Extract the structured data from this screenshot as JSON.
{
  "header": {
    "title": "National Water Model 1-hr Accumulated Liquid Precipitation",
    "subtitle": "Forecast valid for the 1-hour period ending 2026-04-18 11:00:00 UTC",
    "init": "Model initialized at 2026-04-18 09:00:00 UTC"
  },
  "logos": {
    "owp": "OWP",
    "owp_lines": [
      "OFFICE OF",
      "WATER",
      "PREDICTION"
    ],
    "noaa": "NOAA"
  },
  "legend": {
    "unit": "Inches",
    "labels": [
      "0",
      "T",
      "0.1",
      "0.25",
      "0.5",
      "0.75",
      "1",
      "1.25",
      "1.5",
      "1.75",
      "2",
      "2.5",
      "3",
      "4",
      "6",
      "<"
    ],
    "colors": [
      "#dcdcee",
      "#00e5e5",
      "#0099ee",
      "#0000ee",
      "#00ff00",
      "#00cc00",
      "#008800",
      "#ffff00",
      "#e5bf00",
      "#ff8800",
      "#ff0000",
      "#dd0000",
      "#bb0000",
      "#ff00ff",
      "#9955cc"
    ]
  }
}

▸ TO DO: Write out every record shown above, word for word.

▸ TASK OUTPUT:
Extract the structured data from this screenshot as JSON.
{
  "header": {
    "title": "National Water Model 1-hr Accumulated Liquid Precipitation",
    "subtitle": "Forecast valid for the 1-hour period ending 2026-04-18 11:00:00 UTC",
    "init": "Model initialized at 2026-04-18 09:00:00 UTC"
  },
  "logos": {
    "owp": "OWP",
    "owp_lines": [
      "OFFICE OF",
      "WATER",
      "PREDICTION"
    ],
    "noaa": "NOAA"
  },
  "legend": {
    "unit": "Inches",
    "labels": [
      "0",
      "T",
      "0.1",
      "0.25",
      "0.5",
      "0.75",
      "1",
      "1.25",
      "1.5",
      "1.75",
      "2",
      "2.5",
      "3",
      "4",
      "6",
      "<"
    ],
    "colors": [
      "#dcdcee",
      "#00e5e5",
      "#0099ee",
      "#0000ee",
      "#00ff00",
      "#00cc00",
      "#008800",
      "#ffff00",
      "#e5bf00",
      "#ff8800",
      "#ff0000",
      "#dd0000",
      "#bb0000",
      "#ff00ff",
      "#9955cc"
    ]
  }
}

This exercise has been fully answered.